**Exercise prompt:**
Reply with the count of lines holding "below", nothing more.

**Data:**

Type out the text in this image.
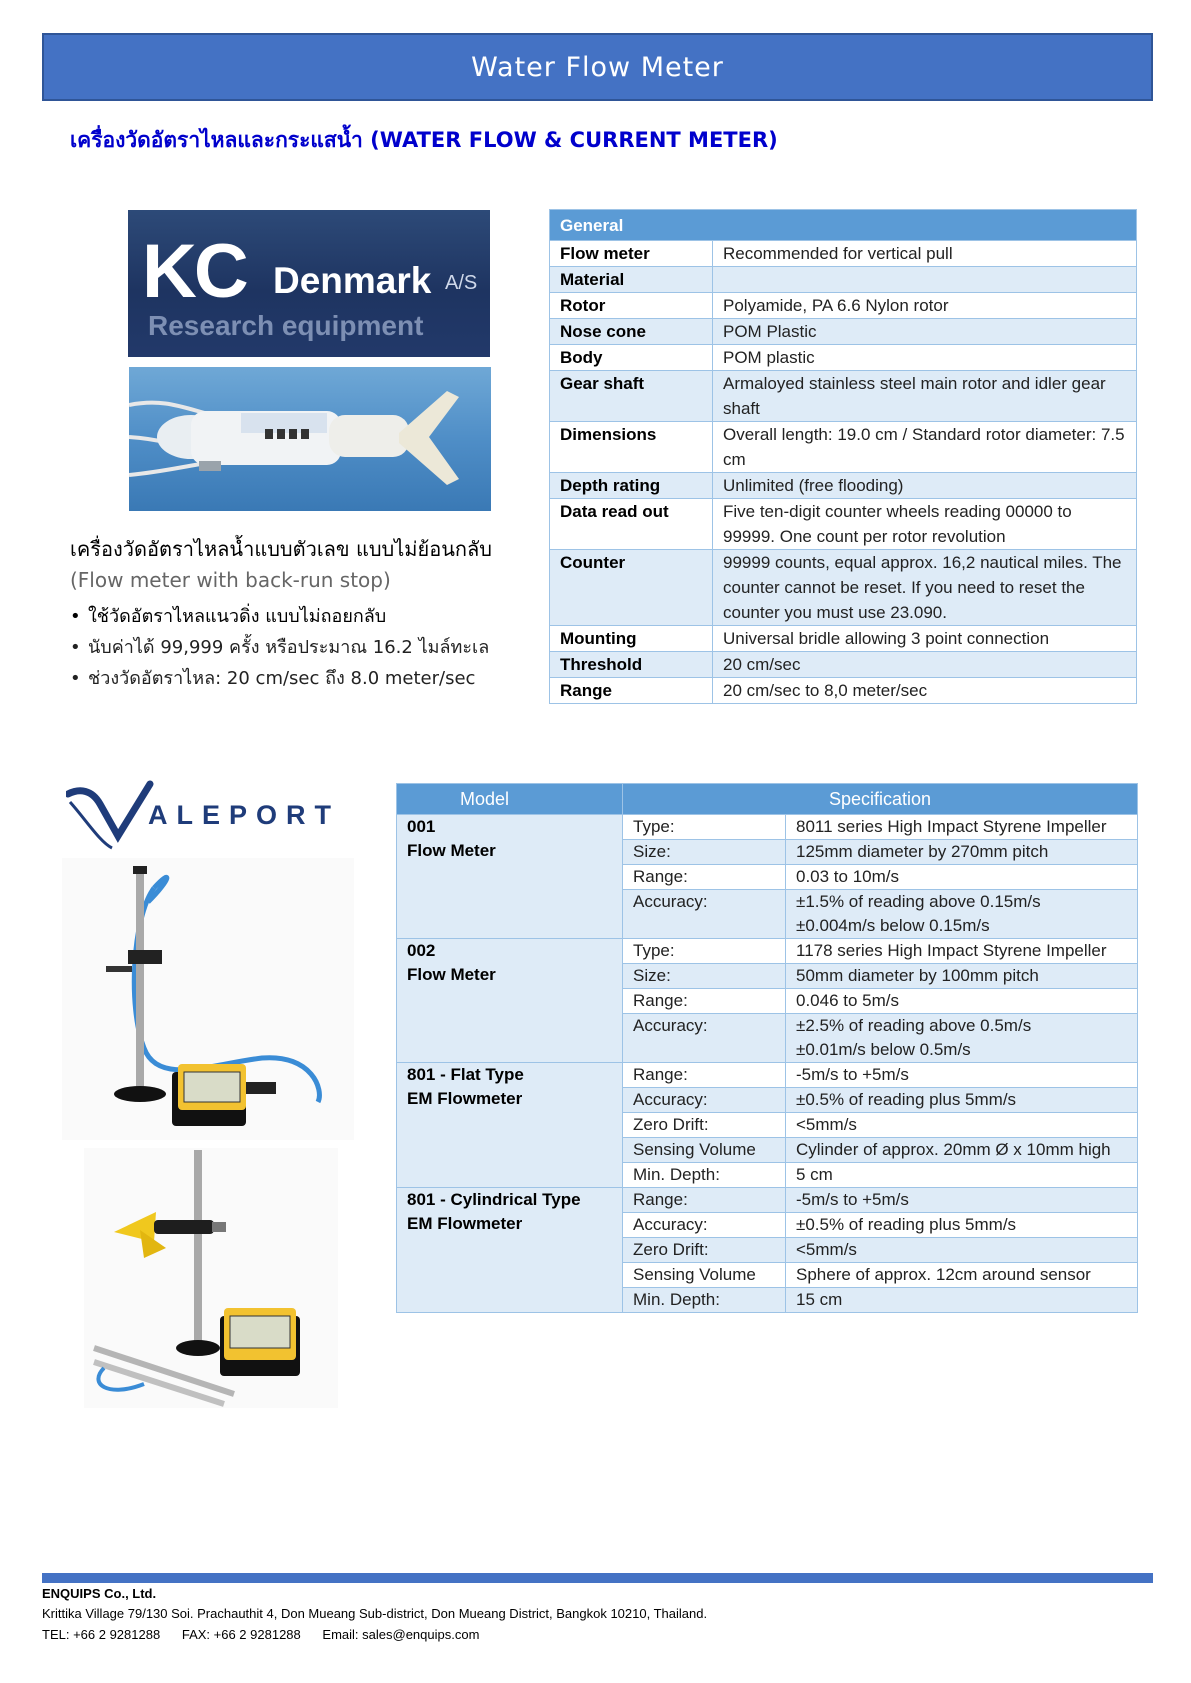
Water Flow Meter
เครื่องวัดอัตราไหลและกระแสน้ำ (WATER FLOW & CURRENT METER)
KC Denmark A/S
Research equipment
เครื่องวัดอัตราไหลน้ำแบบตัวเลข แบบไม่ย้อนกลับ
(Flow meter with back-run stop)
• ใช้วัดอัตราไหลแนวดิ่ง แบบไม่ถอยกลับ
• นับค่าได้ 99,999 ครั้ง หรือประมาณ 16.2 ไมล์ทะเล
• ช่วงวัดอัตราไหล: 20 cm/sec ถึง 8.0 meter/sec
General	
Flow meter	Recommended for vertical pull
Material	
Rotor	Polyamide, PA 6.6 Nylon rotor
Nose cone	POM Plastic
Body	POM plastic
Gear shaft	Armaloyed stainless steel main rotor and idler gear shaft
Dimensions	Overall length: 19.0 cm / Standard rotor diameter: 7.5 cm
Depth rating	Unlimited (free flooding)
Data read out	Five ten-digit counter wheels reading 00000 to 99999. One count per rotor revolution
Counter	99999 counts, equal approx. 16,2 nautical miles. The counter cannot be reset. If you need to reset the counter you must use 23.090.
Mounting	Universal bridle allowing 3 point connection
Threshold	20 cm/sec
Range	20 cm/sec to 8,0 meter/sec
ALEPORT
Model	Specification	
001
Flow Meter	Type:	8011 series High Impact Styrene Impeller
	Size:	125mm diameter by 270mm pitch
	Range:	0.03 to 10m/s
	Accuracy:	±1.5% of reading above 0.15m/s
±0.004m/s below 0.15m/s
002
Flow Meter	Type:	1178 series High Impact Styrene Impeller
	Size:	50mm diameter by 100mm pitch
	Range:	0.046 to 5m/s
	Accuracy:	±2.5% of reading above 0.5m/s
±0.01m/s below 0.5m/s
801 - Flat Type
EM Flowmeter	Range:	-5m/s to +5m/s
	Accuracy:	±0.5% of reading plus 5mm/s
	Zero Drift:	<5mm/s
	Sensing Volume	Cylinder of approx. 20mm Ø x 10mm high
	Min. Depth:	5 cm
801 - Cylindrical Type
EM Flowmeter	Range:	-5m/s to +5m/s
	Accuracy:	±0.5% of reading plus 5mm/s
	Zero Drift:	<5mm/s
	Sensing Volume	Sphere of approx. 12cm around sensor
	Min. Depth:	15 cm
ENQUIPS Co., Ltd.
Krittika Village 79/130 Soi. Prachauthit 4, Don Mueang Sub-district, Don Mueang District, Bangkok 10210, Thailand.
TEL: +66 2 9281288      FAX: +66 2 9281288      Email: sales@enquips.com
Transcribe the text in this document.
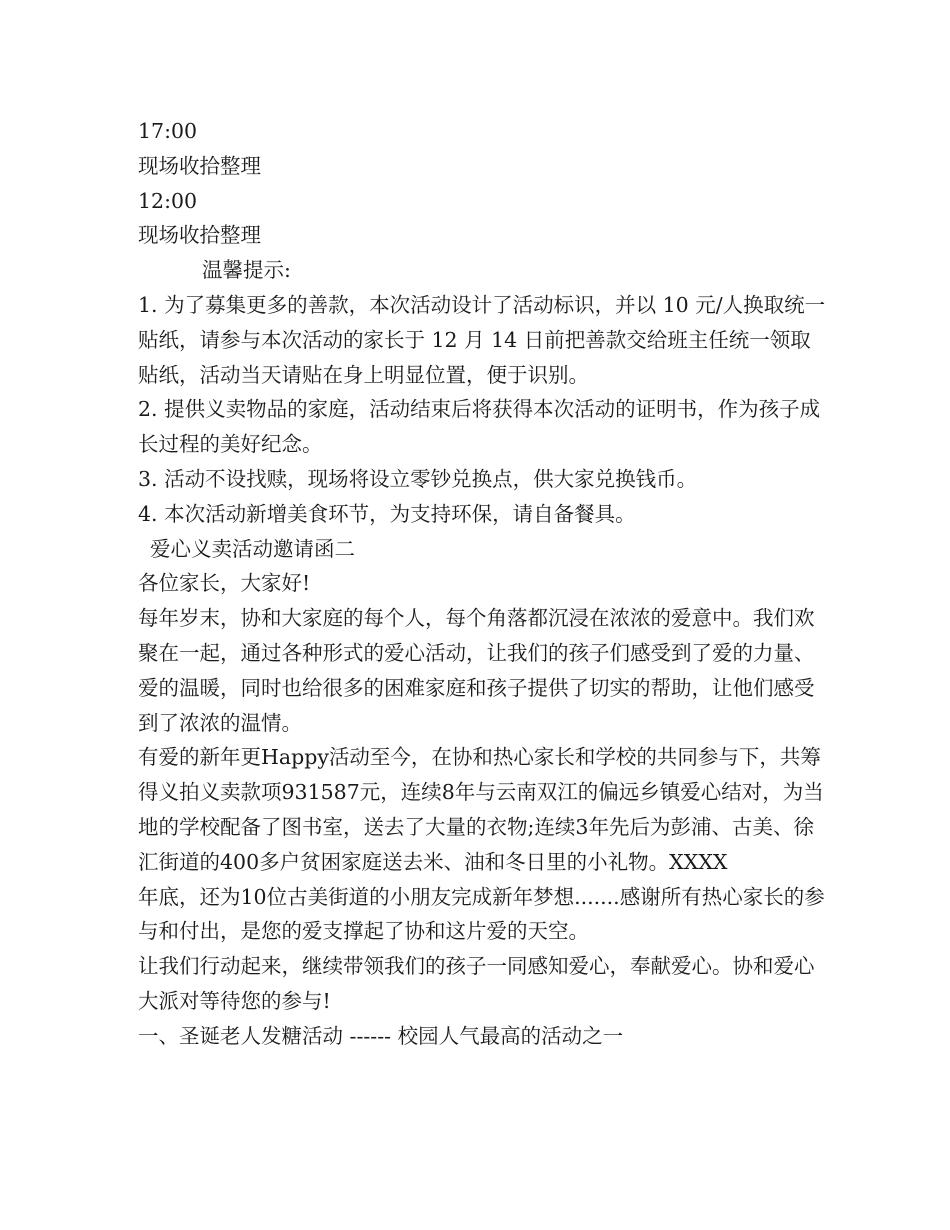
17:00

现场收拾整理

12:00

现场收拾整理

温馨提示:

1. 为了募集更多的善款，本次活动设计了活动标识，并以 10 元/人换取统一贴纸，请参与本次活动的家长于 12 月 14 日前把善款交给班主任统一领取贴纸，活动当天请贴在身上明显位置，便于识别。

2. 提供义卖物品的家庭，活动结束后将获得本次活动的证明书，作为孩子成长过程的美好纪念。

3. 活动不设找赎，现场将设立零钞兑换点，供大家兑换钱币。

4. 本次活动新增美食环节，为支持环保，请自备餐具。

爱心义卖活动邀请函二

各位家长，大家好!

每年岁末，协和大家庭的每个人，每个角落都沉浸在浓浓的爱意中。我们欢聚在一起，通过各种形式的爱心活动，让我们的孩子们感受到了爱的力量、爱的温暖，同时也给很多的困难家庭和孩子提供了切实的帮助，让他们感受到了浓浓的温情。

有爱的新年更Happy活动至今，在协和热心家长和学校的共同参与下，共筹得义拍义卖款项931587元，连续8年与云南双江的偏远乡镇爱心结对，为当地的学校配备了图书室，送去了大量的衣物;连续3年先后为彭浦、古美、徐汇街道的400多户贫困家庭送去米、油和冬日里的小礼物。XXXX

年底，还为10位古美街道的小朋友完成新年梦想.......感谢所有热心家长的参与和付出，是您的爱支撑起了协和这片爱的天空。

让我们行动起来，继续带领我们的孩子一同感知爱心，奉献爱心。协和爱心大派对等待您的参与!

一、圣诞老人发糖活动 ------ 校园人气最高的活动之一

**Full solution:**
2